--- DATA EXCERPTS ---
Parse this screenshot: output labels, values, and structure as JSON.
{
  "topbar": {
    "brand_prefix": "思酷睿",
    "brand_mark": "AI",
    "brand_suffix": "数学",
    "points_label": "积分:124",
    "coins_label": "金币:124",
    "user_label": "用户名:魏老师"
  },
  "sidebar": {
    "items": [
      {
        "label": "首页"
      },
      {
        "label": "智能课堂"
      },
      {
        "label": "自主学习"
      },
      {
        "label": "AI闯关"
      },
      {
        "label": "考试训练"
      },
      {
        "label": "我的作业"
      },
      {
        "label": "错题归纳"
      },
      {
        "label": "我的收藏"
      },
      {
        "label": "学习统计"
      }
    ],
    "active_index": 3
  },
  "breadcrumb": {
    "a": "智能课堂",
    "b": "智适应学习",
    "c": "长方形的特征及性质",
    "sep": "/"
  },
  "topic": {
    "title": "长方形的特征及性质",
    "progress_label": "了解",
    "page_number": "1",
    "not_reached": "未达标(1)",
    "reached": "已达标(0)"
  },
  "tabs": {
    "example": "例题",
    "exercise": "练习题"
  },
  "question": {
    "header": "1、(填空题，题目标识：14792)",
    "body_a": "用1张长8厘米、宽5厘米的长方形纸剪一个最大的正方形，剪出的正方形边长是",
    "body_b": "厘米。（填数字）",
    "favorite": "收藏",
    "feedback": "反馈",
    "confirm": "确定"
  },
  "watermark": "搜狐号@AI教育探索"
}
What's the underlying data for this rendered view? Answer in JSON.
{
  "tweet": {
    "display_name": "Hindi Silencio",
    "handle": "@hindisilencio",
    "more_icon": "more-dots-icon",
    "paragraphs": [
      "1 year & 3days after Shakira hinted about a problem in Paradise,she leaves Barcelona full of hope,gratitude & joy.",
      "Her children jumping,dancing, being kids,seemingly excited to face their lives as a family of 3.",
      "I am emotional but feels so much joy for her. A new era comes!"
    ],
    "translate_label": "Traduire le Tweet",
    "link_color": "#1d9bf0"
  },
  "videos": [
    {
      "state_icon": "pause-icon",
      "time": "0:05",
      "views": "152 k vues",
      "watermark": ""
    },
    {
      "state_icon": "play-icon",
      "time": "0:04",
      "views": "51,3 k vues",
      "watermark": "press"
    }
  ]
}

--- TASK PROMPT ---
Give only the number of lines in the records that include the word "this".

--- PROBLEM SOLUTION ---
2